From the records below, copy every line that contains the word "Sandnes".

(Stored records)

***

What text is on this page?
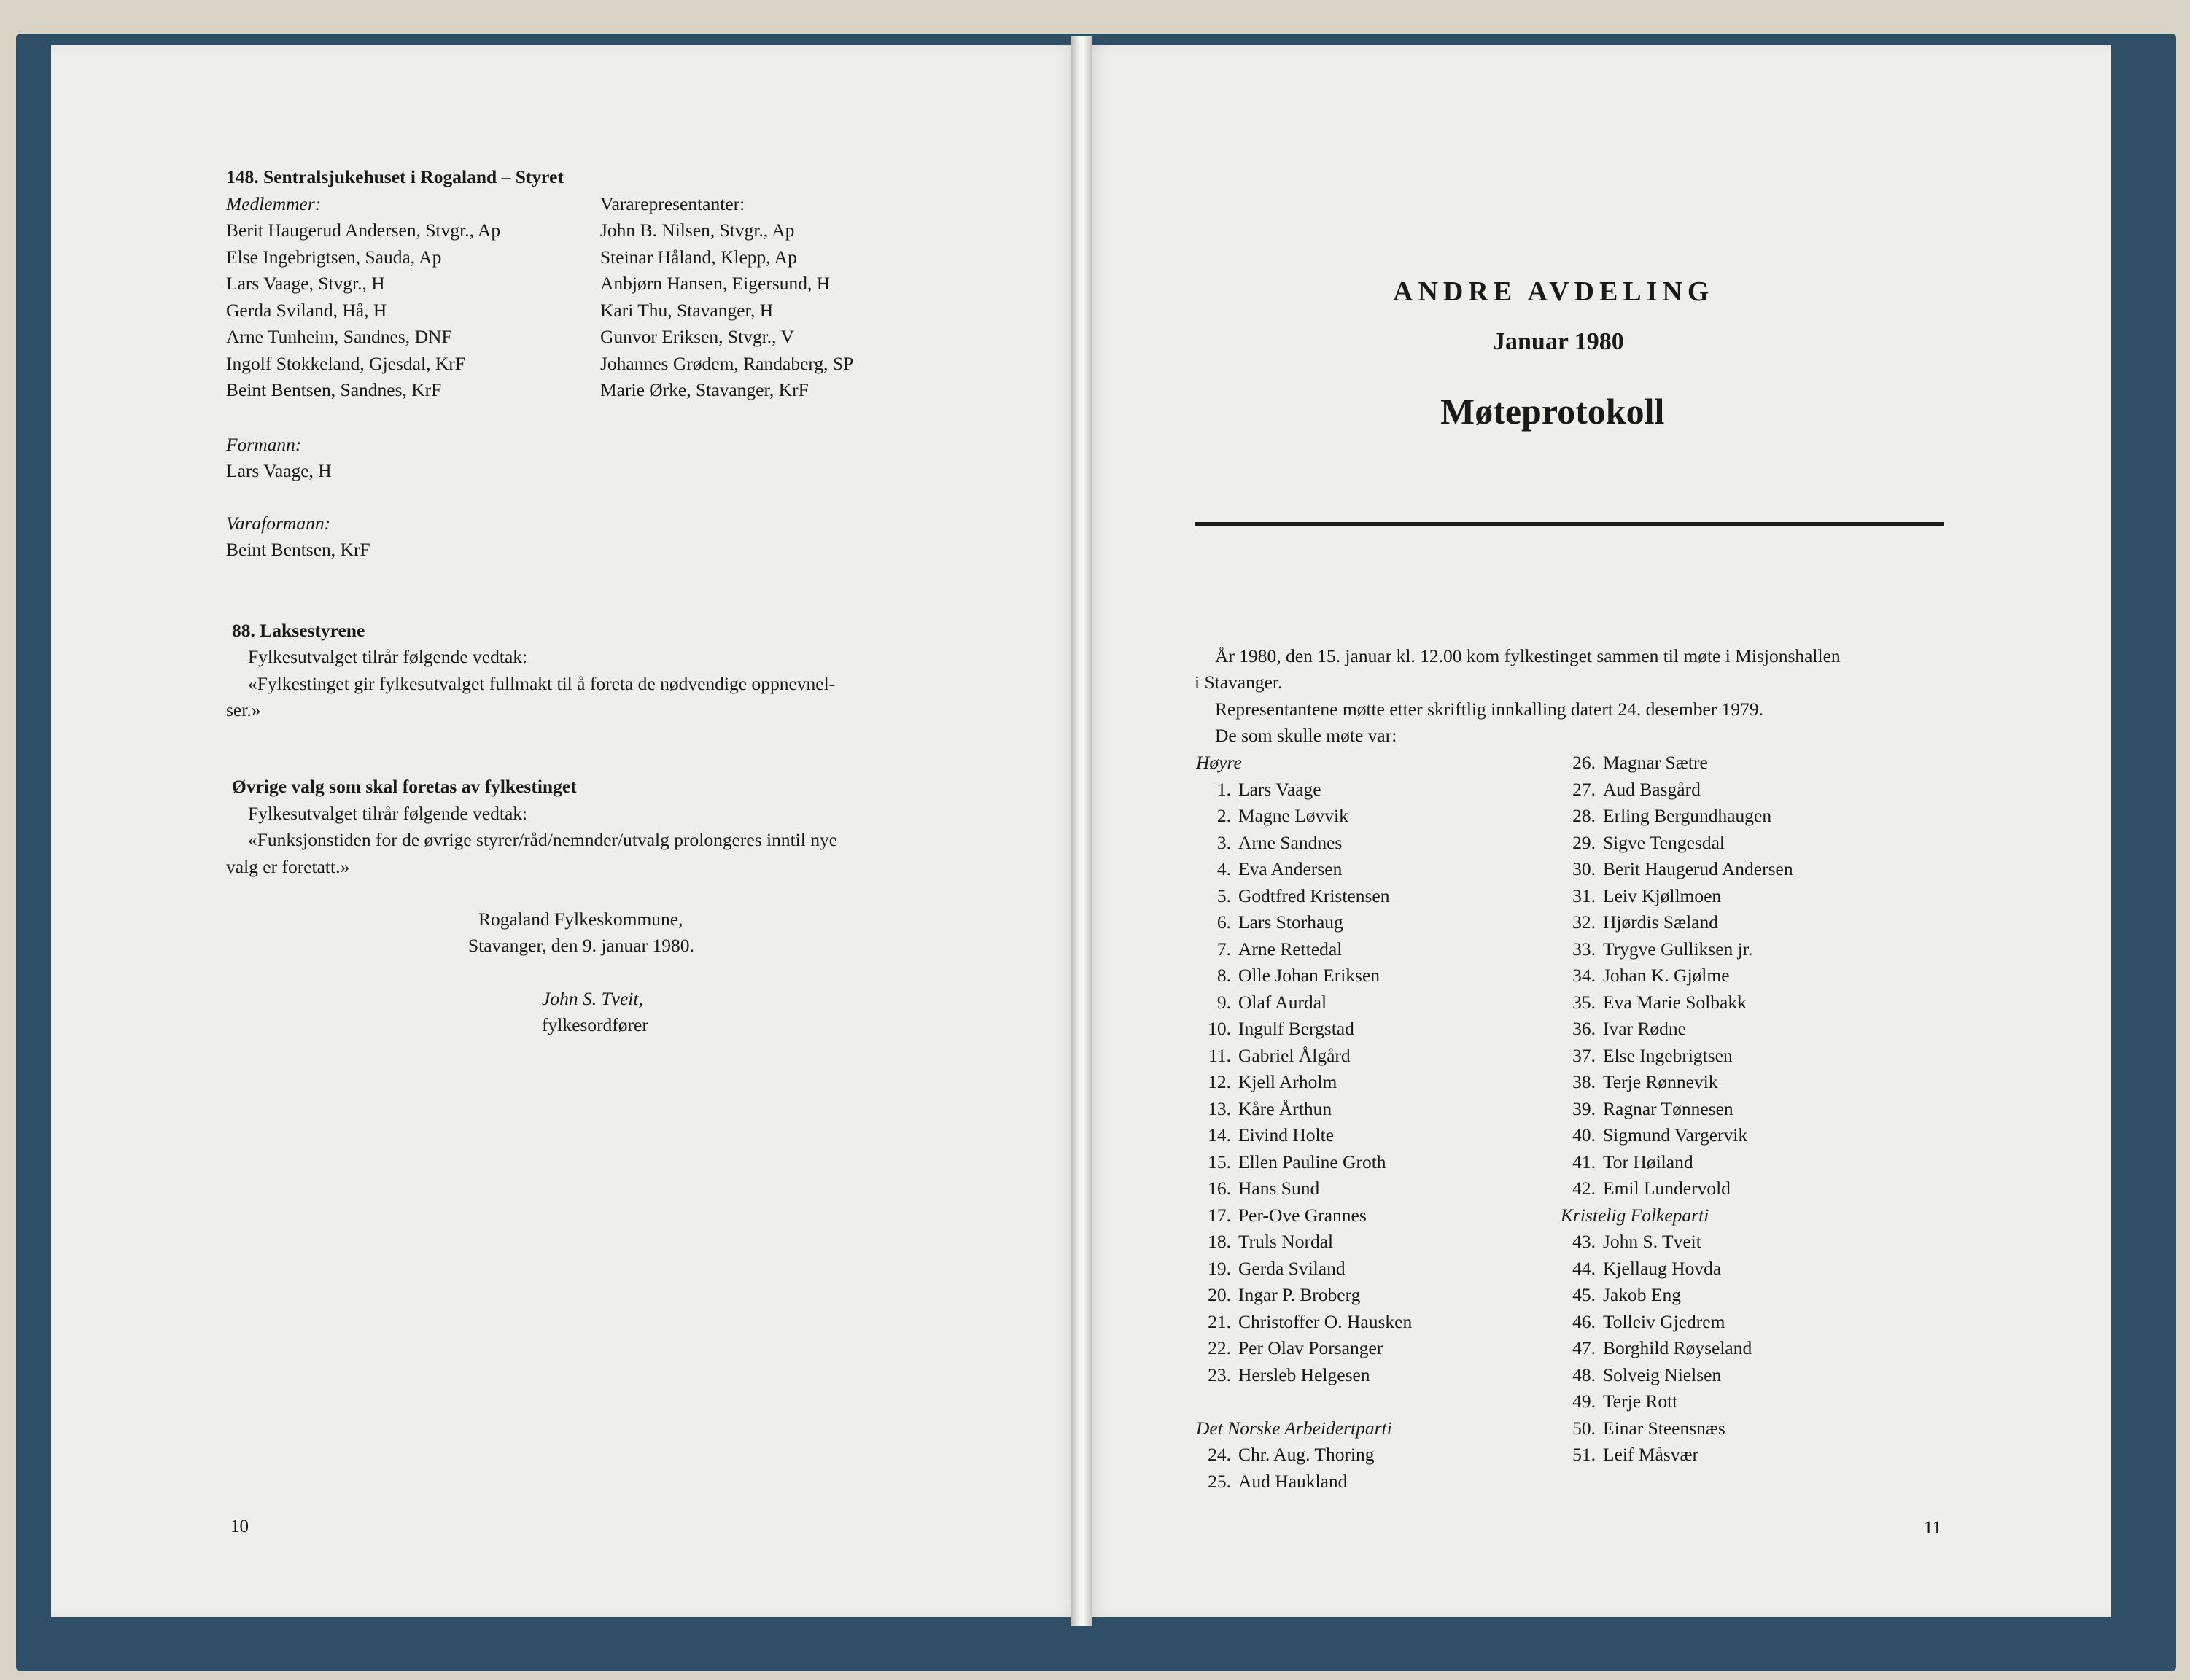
148. Sentralsjukehuset i Rogaland – Styret
Medlemmer:	Vararepresentanter:
Berit Haugerud Andersen, Stvgr., Ap
Else Ingebrigtsen, Sauda, Ap
Lars Vaage, Stvgr., H
Gerda Sviland, Hå, H
Arne Tunheim, Sandnes, DNF
Ingolf Stokkeland, Gjesdal, KrF
Beint Bentsen, Sandnes, KrF
John B. Nilsen, Stvgr., Ap
Steinar Håland, Klepp, Ap
Anbjørn Hansen, Eigersund, H
Kari Thu, Stavanger, H
Gunvor Eriksen, Stvgr., V
Johannes Grødem, Randaberg, SP
Marie Ørke, Stavanger, KrF
Formann:
Lars Vaage, H
Varaformann:
Beint Bentsen, KrF
88. Laksestyrene
Fylkesutvalget tilrår følgende vedtak:
«Fylkestinget gir fylkesutvalget fullmakt til å foreta de nødvendige oppnevnel-
ser.»
Øvrige valg som skal foretas av fylkestinget
Fylkesutvalget tilrår følgende vedtak:
«Funksjonstiden for de øvrige styrer/råd/nemnder/utvalg prolongeres inntil nye
valg er foretatt.»
Rogaland Fylkeskommune,
Stavanger, den 9. januar 1980.
John S. Tveit,
fylkesordfører
10
ANDRE AVDELING
Januar 1980
Møteprotokoll
År 1980, den 15. januar kl. 12.00 kom fylkestinget sammen til møte i Misjonshallen
i Stavanger.
Representantene møtte etter skriftlig innkalling datert 24. desember 1979.
De som skulle møte var:
Høyre
1. Lars Vaage
2. Magne Løvvik
3. Arne Sandnes
4. Eva Andersen
5. Godtfred Kristensen
6. Lars Storhaug
7. Arne Rettedal
8. Olle Johan Eriksen
9. Olaf Aurdal
10. Ingulf Bergstad
11. Gabriel Ålgård
12. Kjell Arholm
13. Kåre Årthun
14. Eivind Holte
15. Ellen Pauline Groth
16. Hans Sund
17. Per-Ove Grannes
18. Truls Nordal
19. Gerda Sviland
20. Ingar P. Broberg
21. Christoffer O. Hausken
22. Per Olav Porsanger
23. Hersleb Helgesen
Det Norske Arbeidertparti
24. Chr. Aug. Thoring
25. Aud Haukland
26. Magnar Sætre
27. Aud Basgård
28. Erling Bergundhaugen
29. Sigve Tengesdal
30. Berit Haugerud Andersen
31. Leiv Kjøllmoen
32. Hjørdis Sæland
33. Trygve Gulliksen jr.
34. Johan K. Gjølme
35. Eva Marie Solbakk
36. Ivar Rødne
37. Else Ingebrigtsen
38. Terje Rønnevik
39. Ragnar Tønnesen
40. Sigmund Vargervik
41. Tor Høiland
42. Emil Lundervold
Kristelig Folkeparti
43. John S. Tveit
44. Kjellaug Hovda
45. Jakob Eng
46. Tolleiv Gjedrem
47. Borghild Røyseland
48. Solveig Nielsen
49. Terje Rott
50. Einar Steensnæs
51. Leif Måsvær
11
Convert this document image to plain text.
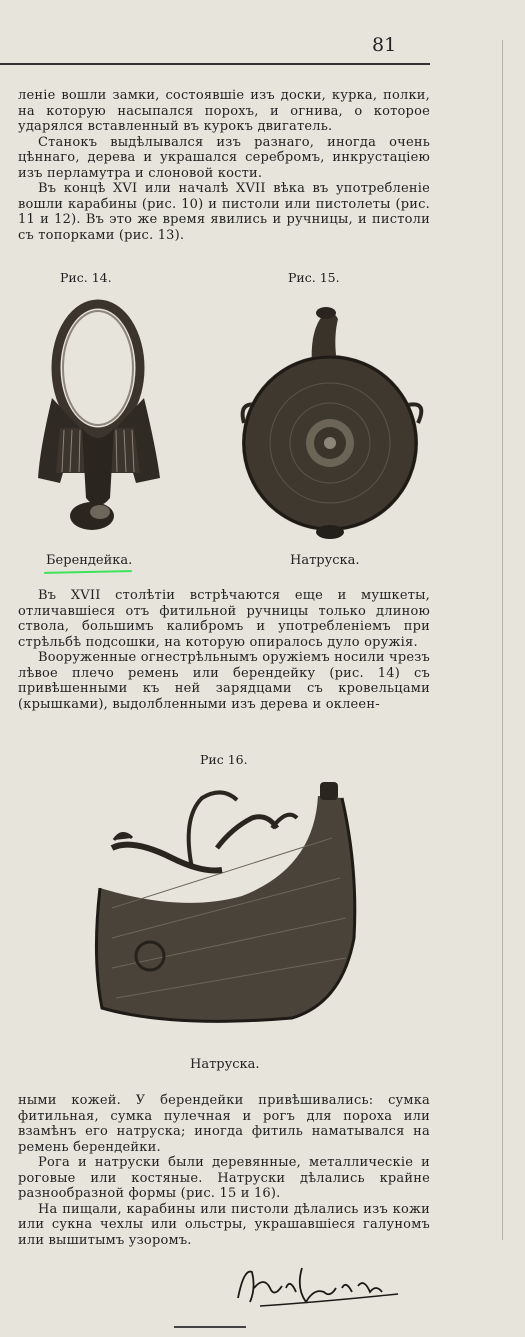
81

леніе вошли замки, состоявшіе изъ доски, курка, полки, на которую насыпался порохъ, и огнива, о которое ударялся вставленный въ курокъ двигатель.

Станокъ выдѣлывался изъ разнаго, иногда очень цѣннаго, дерева и украшался серебромъ, инкрустаціею изъ перламутра и слоновой кости.

Въ концѣ XVI или началѣ XVII вѣка въ употребленіе вошли карабины (рис. 10) и пистоли или пистолеты (рис. 11 и 12). Въ это же время явились и ручницы, и пистоли съ топорками (рис. 13).

Рис. 14.	Рис. 15.
Берендейка.	Натруска.

Въ XVII столѣтіи встрѣчаются еще и мушкеты, отличавшіеся отъ фитильной ручницы только длиною ствола, большимъ калибромъ и употребленіемъ при стрѣльбѣ подсошки, на которую опиралось дуло оружія.

Вооруженные огнестрѣльнымъ оружіемъ носили чрезъ лѣвое плечо ремень или берендейку (рис. 14) съ привѣшенными къ ней зарядцами съ кровельцами (крышками), выдолбленными изъ дерева и оклеен-

Рис 16.
Натруска.

ными кожей. У берендейки привѣшивались: сумка фитильная, сумка пулечная и рогъ для пороха или взамѣнъ его натруска; иногда фитиль наматывался на ремень берендейки.

Рога и натруски были деревянные, металлическіе и роговые или костяные. Натруски дѣлались крайне разнообразной формы (рис. 15 и 16).

На пищали, карабины или пистоли дѣлались изъ кожи или сукна чехлы или ольстры, украшавшіеся галуномъ или вышитымъ узоромъ.
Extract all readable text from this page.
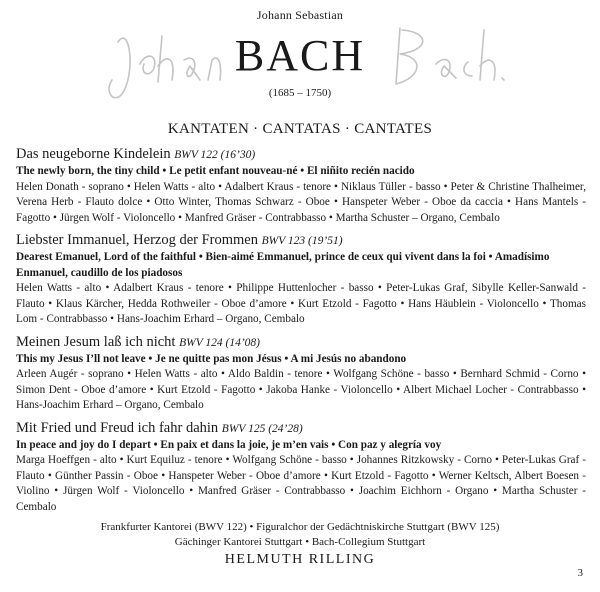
Johann Sebastian
BACH
(1685 – 1750)
KANTATEN · CANTATAS · CANTATES
Das neugeborne Kindelein BWV 122 (16’30)
The newly born, the tiny child • Le petit enfant nouveau-né • El niñito recién nacido
Helen Donath - soprano • Helen Watts - alto • Adalbert Kraus - tenore • Niklaus Tüller - basso • Peter & Christine Thalheimer, Verena Herb - Flauto dolce • Otto Winter, Thomas Schwarz - Oboe • Hanspeter Weber - Oboe da caccia • Hans Mantels - Fagotto • Jürgen Wolf - Violoncello • Manfred Gräser - Contrabbasso • Martha Schuster – Organo, Cembalo
Liebster Immanuel, Herzog der Frommen BWV 123 (19’51)
Dearest Emanuel, Lord of the faithful • Bien-aimé Emmanuel, prince de ceux qui vivent dans la foi • Amadísimo Enmanuel, caudillo de los piadosos
Helen Watts - alto • Adalbert Kraus - tenore • Philippe Huttenlocher - basso • Peter-Lukas Graf, Sibylle Keller-Sanwald - Flauto • Klaus Kärcher, Hedda Rothweiler - Oboe d’amore • Kurt Etzold - Fagotto • Hans Häublein - Violoncello • Thomas Lom - Contrabbasso • Hans-Joachim Erhard – Organo, Cembalo
Meinen Jesum laß ich nicht BWV 124 (14’08)
This my Jesus I’ll not leave • Je ne quitte pas mon Jésus • A mi Jesús no abandono
Arleen Augér - soprano • Helen Watts - alto • Aldo Baldin - tenore • Wolfgang Schöne - basso • Bernhard Schmid - Corno • Simon Dent - Oboe d’amore • Kurt Etzold - Fagotto • Jakoba Hanke - Violoncello • Albert Michael Locher - Contrabbasso • Hans-Joachim Erhard – Organo, Cembalo
Mit Fried und Freud ich fahr dahin BWV 125 (24’28)
In peace and joy do I depart • En paix et dans la joie, je m’en vais • Con paz y alegría voy
Marga Hoeffgen - alto • Kurt Equiluz - tenore • Wolfgang Schöne - basso • Johannes Ritzkowsky - Corno • Peter-Lukas Graf - Flauto • Günther Passin - Oboe • Hanspeter Weber - Oboe d’amore • Kurt Etzold - Fagotto • Werner Keltsch, Albert Boesen - Violino • Jürgen Wolf - Violoncello • Manfred Gräser - Contrabbasso • Joachim Eichhorn - Organo • Martha Schuster - Cembalo
Frankfurter Kantorei (BWV 122) • Figuralchor der Gedächtniskirche Stuttgart (BWV 125)
Gächinger Kantorei Stuttgart • Bach-Collegium Stuttgart
HELMUTH RILLING
3
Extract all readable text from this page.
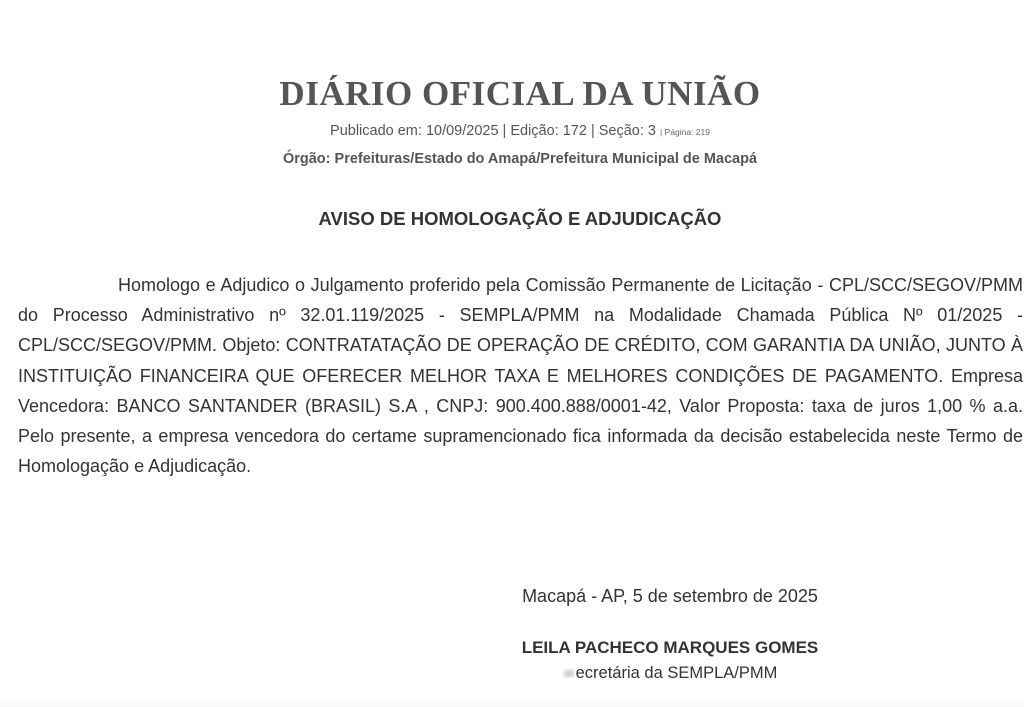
DIÁRIO OFICIAL DA UNIÃO
Publicado em: 10/09/2025 | Edição: 172 | Seção: 3 | Página: 219
Órgão: Prefeituras/Estado do Amapá/Prefeitura Municipal de Macapá
AVISO DE HOMOLOGAÇÃO E ADJUDICAÇÃO

Homologo e Adjudico o Julgamento proferido pela Comissão Permanente de Licitação - CPL/SCC/SEGOV/PMM do Processo Administrativo nº 32.01.119/2025 - SEMPLA/PMM na Modalidade Chamada Pública Nº 01/2025 - CPL/SCC/SEGOV/PMM. Objeto: CONTRATATAÇÃO DE OPERAÇÃO DE CRÉDITO, COM GARANTIA DA UNIÃO, JUNTO À INSTITUIÇÃO FINANCEIRA QUE OFERECER MELHOR TAXA E MELHORES CONDIÇÕES DE PAGAMENTO. Empresa Vencedora: BANCO SANTANDER (BRASIL) S.A , CNPJ: 900.400.888/0001-42, Valor Proposta: taxa de juros 1,00 % a.a. Pelo presente, a empresa vencedora do certame supramencionado fica informada da decisão estabelecida neste Termo de Homologação e Adjudicação.

Macapá - AP, 5 de setembro de 2025
LEILA PACHECO MARQUES GOMES
ecretária da SEMPLA/PMM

***

Exercise result →
Arne Tunheim, Sandnes, DNF
Beint Bentsen, Sandnes, KrF
3. Arne Sandnes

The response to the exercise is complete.